SET EXERCISE:
From the entries below, copy every line where the string "upper" appears.

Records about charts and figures
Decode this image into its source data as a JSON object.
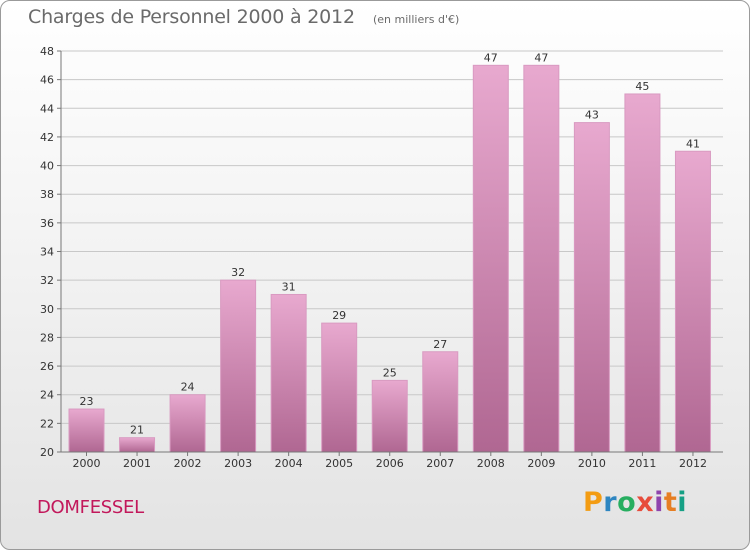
{
  "header": {
    "title": "Charges de Personnel 2000 à 2012",
    "subtitle": "(en milliers d'€)"
  },
  "footer": {
    "commune": "DOMFESSEL",
    "logo_letters": [
      "P",
      "r",
      "o",
      "x",
      "i",
      "t",
      "i"
    ],
    "logo_colors": [
      "#f39c12",
      "#2e86c1",
      "#27ae60",
      "#e74c3c",
      "#8e44ad",
      "#e67e22",
      "#16a085"
    ]
  },
  "colors": {
    "bar_top": "#e8a9cf",
    "bar_bottom": "#b06792",
    "grid": "#c8c8c8",
    "axis_text": "#333333",
    "commune": "#c2185b"
  },
  "chart_data": {
    "type": "bar",
    "categories": [
      "2000",
      "2001",
      "2002",
      "2003",
      "2004",
      "2005",
      "2006",
      "2007",
      "2008",
      "2009",
      "2010",
      "2011",
      "2012"
    ],
    "values": [
      23,
      21,
      24,
      32,
      31,
      29,
      25,
      27,
      47,
      47,
      43,
      45,
      41
    ],
    "data_labels": [
      "23",
      "21",
      "24",
      "32",
      "31",
      "29",
      "25",
      "27",
      "47",
      "47",
      "43",
      "45",
      "41"
    ],
    "y_ticks": [
      "20",
      "22",
      "24",
      "26",
      "28",
      "30",
      "32",
      "34",
      "36",
      "38",
      "40",
      "42",
      "44",
      "46",
      "48"
    ],
    "ylim": [
      20,
      48
    ],
    "grid": true,
    "title": "Charges de Personnel 2000 à 2012",
    "xlabel": "",
    "ylabel": ""
  }
}
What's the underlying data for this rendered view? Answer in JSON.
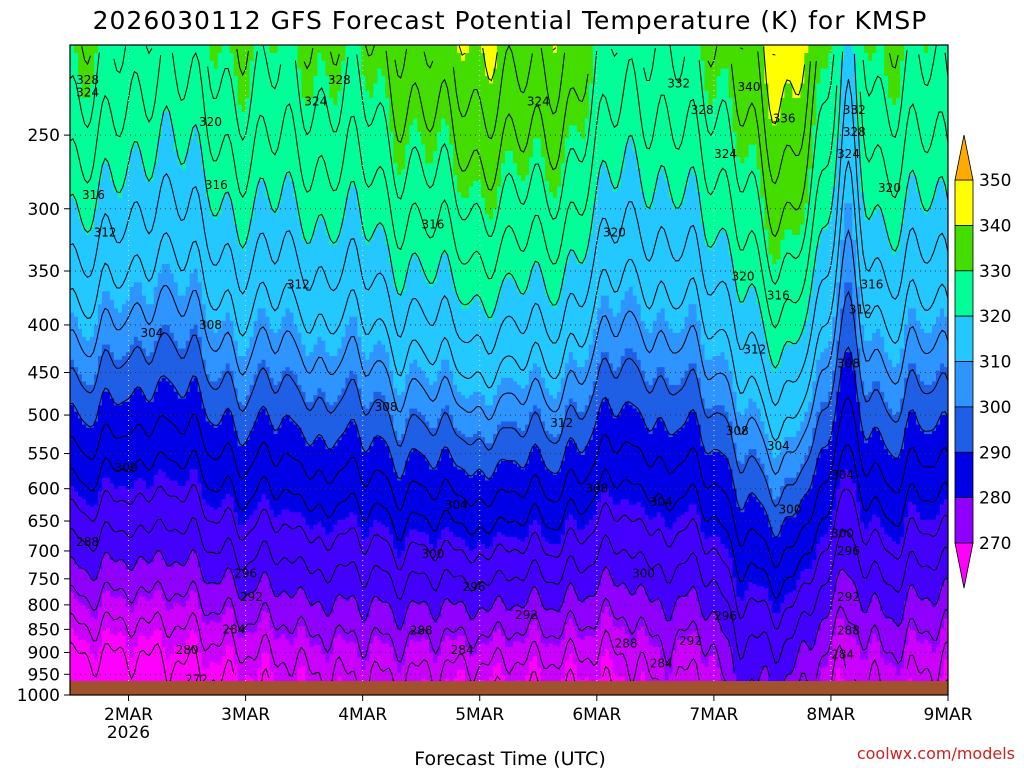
{
  "chart_data": {
    "type": "heatmap",
    "title": "2026030112 GFS Forecast Potential Temperature (K) for KMSP",
    "xlabel": "Forecast Time (UTC)",
    "ylabel": "",
    "credit": "coolwx.com/models",
    "x_ticks": [
      "2MAR",
      "3MAR",
      "4MAR",
      "5MAR",
      "6MAR",
      "7MAR",
      "8MAR",
      "9MAR"
    ],
    "x_tick_sublabel": "2026",
    "x_range_days": [
      1.5,
      9.0
    ],
    "y_ticks": [
      250,
      300,
      350,
      400,
      450,
      500,
      550,
      600,
      650,
      700,
      750,
      800,
      850,
      900,
      950,
      1000
    ],
    "y_range_hpa": [
      200,
      1000
    ],
    "y_scale": "log-pressure",
    "grid": "dotted",
    "colorbar": {
      "levels": [
        270,
        280,
        290,
        300,
        310,
        320,
        330,
        340,
        350
      ],
      "colors": [
        "#ff00ff",
        "#cc00ff",
        "#8f00ff",
        "#4400ff",
        "#0000e6",
        "#1f5fe6",
        "#2e94ff",
        "#22c8ff",
        "#00ff99",
        "#44dd00",
        "#ffff00",
        "#ffaa00"
      ],
      "placement": "right"
    },
    "ground_color": "#a0522d",
    "contour_labels": [
      {
        "text": "328",
        "x": 1.65,
        "p": 218
      },
      {
        "text": "324",
        "x": 1.65,
        "p": 225
      },
      {
        "text": "328",
        "x": 3.8,
        "p": 218
      },
      {
        "text": "324",
        "x": 3.6,
        "p": 230
      },
      {
        "text": "324",
        "x": 5.5,
        "p": 230
      },
      {
        "text": "332",
        "x": 6.7,
        "p": 220
      },
      {
        "text": "340",
        "x": 7.3,
        "p": 222
      },
      {
        "text": "328",
        "x": 6.9,
        "p": 235
      },
      {
        "text": "336",
        "x": 7.6,
        "p": 240
      },
      {
        "text": "332",
        "x": 8.2,
        "p": 235
      },
      {
        "text": "328",
        "x": 8.2,
        "p": 248
      },
      {
        "text": "324",
        "x": 8.15,
        "p": 262
      },
      {
        "text": "320",
        "x": 8.5,
        "p": 285
      },
      {
        "text": "324",
        "x": 7.1,
        "p": 262
      },
      {
        "text": "320",
        "x": 2.7,
        "p": 242
      },
      {
        "text": "316",
        "x": 1.7,
        "p": 290
      },
      {
        "text": "316",
        "x": 2.75,
        "p": 283
      },
      {
        "text": "312",
        "x": 1.8,
        "p": 318
      },
      {
        "text": "316",
        "x": 4.6,
        "p": 312
      },
      {
        "text": "320",
        "x": 6.15,
        "p": 318
      },
      {
        "text": "320",
        "x": 7.25,
        "p": 355
      },
      {
        "text": "316",
        "x": 7.55,
        "p": 372
      },
      {
        "text": "316",
        "x": 8.35,
        "p": 362
      },
      {
        "text": "312",
        "x": 3.45,
        "p": 362
      },
      {
        "text": "312",
        "x": 8.25,
        "p": 385
      },
      {
        "text": "312",
        "x": 7.35,
        "p": 425
      },
      {
        "text": "308",
        "x": 2.7,
        "p": 400
      },
      {
        "text": "304",
        "x": 2.2,
        "p": 408
      },
      {
        "text": "308",
        "x": 8.15,
        "p": 440
      },
      {
        "text": "308",
        "x": 4.2,
        "p": 490
      },
      {
        "text": "312",
        "x": 5.7,
        "p": 510
      },
      {
        "text": "308",
        "x": 7.2,
        "p": 520
      },
      {
        "text": "304",
        "x": 7.55,
        "p": 540
      },
      {
        "text": "304",
        "x": 8.1,
        "p": 580
      },
      {
        "text": "300",
        "x": 1.98,
        "p": 570
      },
      {
        "text": "308",
        "x": 6.0,
        "p": 600
      },
      {
        "text": "304",
        "x": 6.55,
        "p": 620
      },
      {
        "text": "304",
        "x": 4.8,
        "p": 625
      },
      {
        "text": "300",
        "x": 7.65,
        "p": 632
      },
      {
        "text": "300",
        "x": 8.1,
        "p": 670
      },
      {
        "text": "296",
        "x": 8.15,
        "p": 700
      },
      {
        "text": "288",
        "x": 1.65,
        "p": 685
      },
      {
        "text": "300",
        "x": 4.6,
        "p": 705
      },
      {
        "text": "300",
        "x": 6.4,
        "p": 740
      },
      {
        "text": "296",
        "x": 3.0,
        "p": 740
      },
      {
        "text": "296",
        "x": 4.95,
        "p": 765
      },
      {
        "text": "292",
        "x": 3.05,
        "p": 785
      },
      {
        "text": "292",
        "x": 8.15,
        "p": 785
      },
      {
        "text": "292",
        "x": 5.4,
        "p": 820
      },
      {
        "text": "296",
        "x": 7.1,
        "p": 822
      },
      {
        "text": "284",
        "x": 2.9,
        "p": 850
      },
      {
        "text": "288",
        "x": 4.5,
        "p": 852
      },
      {
        "text": "288",
        "x": 8.15,
        "p": 852
      },
      {
        "text": "292",
        "x": 6.8,
        "p": 875
      },
      {
        "text": "288",
        "x": 6.25,
        "p": 880
      },
      {
        "text": "280",
        "x": 2.5,
        "p": 895
      },
      {
        "text": "284",
        "x": 4.85,
        "p": 895
      },
      {
        "text": "284",
        "x": 8.1,
        "p": 905
      },
      {
        "text": "284",
        "x": 6.55,
        "p": 925
      },
      {
        "text": "272",
        "x": 2.58,
        "p": 962
      }
    ]
  }
}
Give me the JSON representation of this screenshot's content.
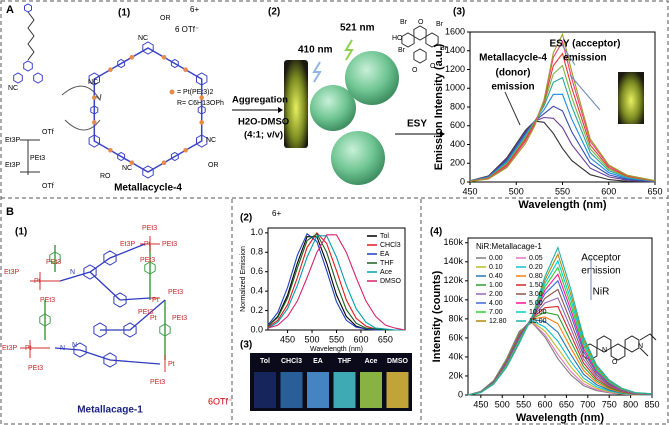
{
  "panel_a": {
    "label": "A",
    "sub1": "(1)",
    "sub2": "(2)",
    "sub3": "(3)",
    "charge": "6+",
    "counterion": "6 OTf⁻",
    "pt_legend": "= Pt(PEt3)2",
    "r_group": "R= C6H13OPh",
    "name": "Metallacycle-4",
    "precursor_atoms": [
      "NC",
      "Et3P",
      "OTf",
      "Et3P",
      "PEt3",
      "OTf"
    ],
    "cycle_atoms": [
      "OR",
      "NC",
      "NC",
      "RO",
      "NC",
      "NC",
      "OR"
    ],
    "excitation": "410 nm",
    "emission_wl": "521 nm",
    "aggregation": "Aggregation",
    "solvent": "H2O-DMSO",
    "ratio": "(4:1; v/v)",
    "esy": "ESY",
    "esy_atoms": [
      "HO",
      "Br",
      "O",
      "Br",
      "Br",
      "Br",
      "O",
      "O"
    ]
  },
  "panel_b": {
    "label": "B",
    "sub1": "(1)",
    "sub2": "(2)",
    "sub3": "(3)",
    "sub4": "(4)",
    "charge": "6+",
    "counterion": "6OTf⁻",
    "name": "Metallacage-1",
    "cage_atoms": [
      "PEt3",
      "Et3P",
      "Pt",
      "PEt3",
      "PEt3",
      "Pt",
      "PEt3",
      "N",
      "N",
      "PEt3",
      "Pt",
      "PEt3",
      "Et3P",
      "Pt",
      "PEt3",
      "PEt3",
      "Pt",
      "PEt3",
      "N",
      "Et3P",
      "Pt",
      "PEt3"
    ],
    "solvents": [
      "Tol",
      "CHCl3",
      "EA",
      "THF",
      "Ace",
      "DMSO"
    ],
    "nir_atoms": [
      "N",
      "O",
      "N"
    ]
  },
  "chart_data": [
    {
      "type": "line",
      "x_label": "Wavelength (nm)",
      "y_label": "Emission Intensity (a.u.)",
      "x": [
        450,
        470,
        490,
        510,
        520,
        530,
        540,
        550,
        560,
        580,
        600,
        620,
        650
      ],
      "xlim": [
        450,
        650
      ],
      "xticks": [
        450,
        500,
        550,
        600,
        650
      ],
      "ylim": [
        0,
        1600
      ],
      "yticks": [
        0,
        200,
        400,
        600,
        800,
        1000,
        1200,
        1400,
        1600
      ],
      "annotations": [
        "Metallacycle-4",
        "(donor)",
        "emission",
        "ESY (acceptor)",
        "emission"
      ],
      "series": [
        {
          "color": "#333333",
          "values": [
            13,
            65,
            260,
            553,
            650,
            637,
            520,
            358,
            228,
            78,
            26,
            7,
            0
          ]
        },
        {
          "color": "#6a3d9a",
          "values": [
            12,
            60,
            245,
            535,
            650,
            688,
            680,
            580,
            398,
            147,
            54,
            19,
            3
          ]
        },
        {
          "color": "#3949ab",
          "values": [
            11,
            56,
            233,
            521,
            650,
            729,
            808,
            758,
            534,
            202,
            76,
            29,
            5
          ]
        },
        {
          "color": "#1e88e5",
          "values": [
            10,
            52,
            221,
            507,
            650,
            770,
            936,
            936,
            670,
            257,
            99,
            38,
            7
          ]
        },
        {
          "color": "#26a69a",
          "values": [
            10,
            48,
            209,
            493,
            650,
            810,
            1064,
            1114,
            806,
            313,
            121,
            48,
            9
          ]
        },
        {
          "color": "#7cb342",
          "values": [
            9,
            44,
            196,
            474,
            640,
            831,
            1152,
            1242,
            904,
            353,
            138,
            54,
            10
          ]
        },
        {
          "color": "#e53935",
          "values": [
            8,
            40,
            183,
            455,
            630,
            852,
            1240,
            1370,
            1003,
            393,
            154,
            62,
            12
          ]
        },
        {
          "color": "#ec407a",
          "values": [
            7,
            36,
            170,
            436,
            620,
            873,
            1328,
            1498,
            1101,
            433,
            170,
            69,
            13
          ]
        },
        {
          "color": "#9e9d24",
          "values": [
            6,
            32,
            156,
            412,
            600,
            874,
            1376,
            1576,
            1176,
            458,
            181,
            73,
            14
          ]
        }
      ]
    },
    {
      "type": "line",
      "x_label": "Wavelength (nm)",
      "y_label": "Normalized Emission",
      "x": [
        410,
        430,
        450,
        470,
        490,
        510,
        530,
        550,
        570,
        590,
        610,
        630,
        650,
        670,
        690
      ],
      "xlim": [
        410,
        690
      ],
      "xticks": [
        450,
        500,
        550,
        600,
        650
      ],
      "ylim": [
        0,
        1.05
      ],
      "yticks": [
        {
          "value": 0,
          "label": "0.0"
        },
        0.2,
        0.4,
        0.6,
        0.8,
        {
          "value": 1,
          "label": "1.0"
        }
      ],
      "legend": "upper right",
      "series": [
        {
          "name": "Tol",
          "color": "#000000",
          "values": [
            0.04,
            0.14,
            0.36,
            0.69,
            0.96,
            0.96,
            0.69,
            0.36,
            0.14,
            0.04,
            0.01,
            0,
            0,
            0,
            0
          ]
        },
        {
          "name": "CHCl3",
          "color": "#e41a1c",
          "values": [
            0.03,
            0.1,
            0.26,
            0.54,
            0.85,
            1.0,
            0.89,
            0.61,
            0.31,
            0.12,
            0.04,
            0.01,
            0,
            0,
            0
          ]
        },
        {
          "name": "EA",
          "color": "#1f3fbf",
          "values": [
            0.05,
            0.18,
            0.44,
            0.77,
            0.99,
            0.91,
            0.61,
            0.29,
            0.1,
            0.03,
            0.01,
            0,
            0,
            0,
            0
          ]
        },
        {
          "name": "THF",
          "color": "#1b5e20",
          "values": [
            0.04,
            0.13,
            0.33,
            0.64,
            0.92,
            0.99,
            0.8,
            0.48,
            0.21,
            0.07,
            0.02,
            0.01,
            0,
            0,
            0
          ]
        },
        {
          "name": "Ace",
          "color": "#00a0b0",
          "values": [
            0.02,
            0.08,
            0.22,
            0.46,
            0.75,
            0.97,
            0.97,
            0.75,
            0.46,
            0.22,
            0.08,
            0.02,
            0.01,
            0,
            0
          ]
        },
        {
          "name": "DMSO",
          "color": "#d6246e",
          "values": [
            0.02,
            0.05,
            0.14,
            0.3,
            0.54,
            0.8,
            0.98,
            0.98,
            0.8,
            0.54,
            0.3,
            0.14,
            0.05,
            0.02,
            0
          ]
        }
      ]
    },
    {
      "type": "line",
      "x_label": "Wavelength (nm)",
      "y_label": "Intensity (counts)",
      "x": [
        420,
        450,
        480,
        510,
        540,
        570,
        600,
        630,
        660,
        690,
        720,
        750,
        780,
        810,
        850
      ],
      "xlim": [
        420,
        850
      ],
      "xticks": [
        450,
        500,
        550,
        600,
        650,
        700,
        750,
        800,
        850
      ],
      "ylim": [
        0,
        165000
      ],
      "yticks": [
        0,
        {
          "value": 20000,
          "label": "20k"
        },
        {
          "value": 40000,
          "label": "40k"
        },
        {
          "value": 60000,
          "label": "60k"
        },
        {
          "value": 80000,
          "label": "80k"
        },
        {
          "value": 100000,
          "label": "100k"
        },
        {
          "value": 120000,
          "label": "120k"
        },
        {
          "value": 140000,
          "label": "140k"
        },
        {
          "value": 160000,
          "label": "160k"
        }
      ],
      "legend": "upper left",
      "legend_title": "NiR:Metallacage-1",
      "annotations": [
        "Acceptor",
        "emission",
        "NiR"
      ],
      "series": [
        {
          "name": "0.00",
          "color": "#7f7f7f",
          "values": [
            0,
            3800,
            15200,
            38000,
            66900,
            76000,
            60800,
            38000,
            21300,
            9900,
            4600,
            2300,
            800,
            0,
            0
          ]
        },
        {
          "name": "0.05",
          "color": "#e377c2",
          "values": [
            0,
            3750,
            15050,
            37650,
            66400,
            76250,
            63250,
            42500,
            24750,
            11850,
            5600,
            2800,
            1000,
            100,
            50
          ]
        },
        {
          "name": "0.10",
          "color": "#bcbd22",
          "values": [
            0,
            3700,
            14920,
            37360,
            66080,
            77000,
            67000,
            49000,
            29720,
            14660,
            7080,
            3540,
            1340,
            240,
            120
          ]
        },
        {
          "name": "0.20",
          "color": "#17becf",
          "values": [
            0,
            3650,
            14800,
            37100,
            65840,
            78000,
            71400,
            56500,
            35440,
            17890,
            8780,
            4390,
            1730,
            400,
            200
          ]
        },
        {
          "name": "0.40",
          "color": "#1f77b4",
          "values": [
            0,
            3600,
            14700,
            36900,
            65760,
            79500,
            77100,
            66000,
            42660,
            21960,
            10920,
            5460,
            2220,
            600,
            300
          ]
        },
        {
          "name": "0.80",
          "color": "#ff7f0e",
          "values": [
            0,
            3500,
            14400,
            36200,
            64800,
            80000,
            82000,
            75000,
            49600,
            25900,
            13000,
            6500,
            2700,
            800,
            400
          ]
        },
        {
          "name": "1.00",
          "color": "#2ca02c",
          "values": [
            0,
            3400,
            14100,
            35500,
            63840,
            80500,
            86900,
            84000,
            56540,
            29840,
            15080,
            7540,
            3180,
            1000,
            500
          ]
        },
        {
          "name": "1.50",
          "color": "#d62728",
          "values": [
            0,
            3300,
            13800,
            34800,
            62880,
            81000,
            91800,
            93000,
            63480,
            33780,
            17160,
            8580,
            3660,
            1200,
            600
          ]
        },
        {
          "name": "2.00",
          "color": "#9467bd",
          "values": [
            0,
            3200,
            13500,
            34100,
            61920,
            81500,
            96700,
            102000,
            70420,
            37720,
            19240,
            9620,
            4140,
            1400,
            700
          ]
        },
        {
          "name": "3.00",
          "color": "#8c564b",
          "values": [
            0,
            3100,
            13200,
            33400,
            60960,
            82000,
            101600,
            111000,
            77360,
            41660,
            21320,
            10660,
            4620,
            1600,
            800
          ]
        },
        {
          "name": "4.00",
          "color": "#4169e1",
          "values": [
            0,
            3000,
            12900,
            32700,
            60000,
            82500,
            106500,
            120000,
            84300,
            45600,
            23400,
            11700,
            5100,
            1800,
            900
          ]
        },
        {
          "name": "5.00",
          "color": "#ff1493",
          "values": [
            0,
            2900,
            12580,
            31940,
            58880,
            82500,
            110100,
            127000,
            89740,
            48700,
            25040,
            12520,
            5480,
            1960,
            980
          ]
        },
        {
          "name": "7.00",
          "color": "#32cd32",
          "values": [
            0,
            2800,
            12260,
            31180,
            57760,
            82500,
            113700,
            134000,
            95180,
            51800,
            26680,
            13340,
            5860,
            2120,
            1060
          ]
        },
        {
          "name": "10.00",
          "color": "#00ced1",
          "values": [
            0,
            2700,
            11940,
            30420,
            56640,
            82500,
            117300,
            141000,
            100620,
            54900,
            28320,
            14160,
            6240,
            2280,
            1140
          ]
        },
        {
          "name": "12.80",
          "color": "#b8860b",
          "values": [
            0,
            2600,
            11620,
            29660,
            55520,
            82500,
            120900,
            148000,
            106060,
            58000,
            29960,
            14980,
            6620,
            2440,
            1220
          ]
        },
        {
          "name": "15.00",
          "color": "#20b2aa",
          "values": [
            0,
            2500,
            11300,
            28900,
            54400,
            82500,
            124500,
            155000,
            111500,
            61100,
            31600,
            15800,
            7000,
            2600,
            1300
          ]
        }
      ]
    }
  ]
}
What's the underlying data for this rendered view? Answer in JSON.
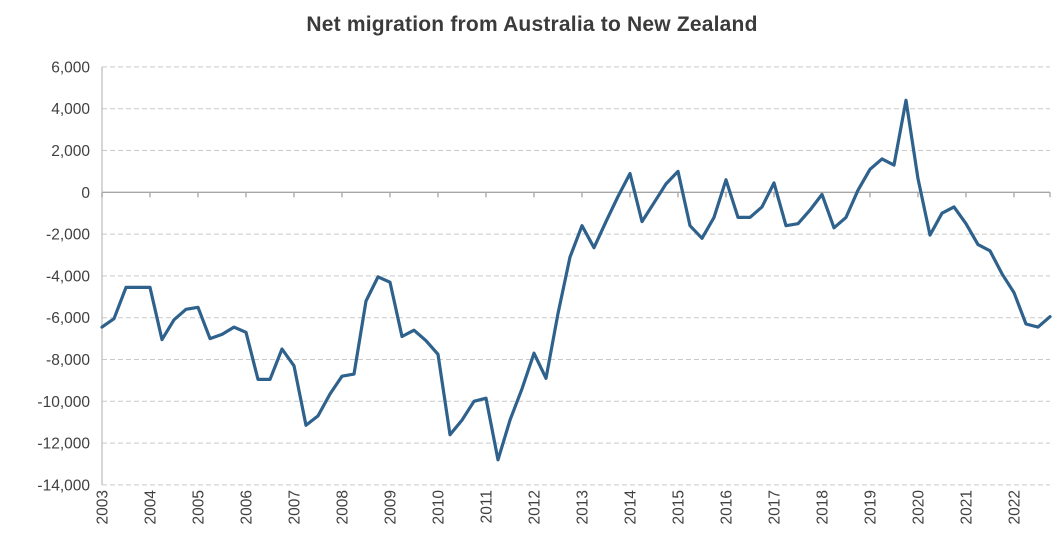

CORRECT OUTPUT:
      "legend": "upper right",
      "legend": "upper left",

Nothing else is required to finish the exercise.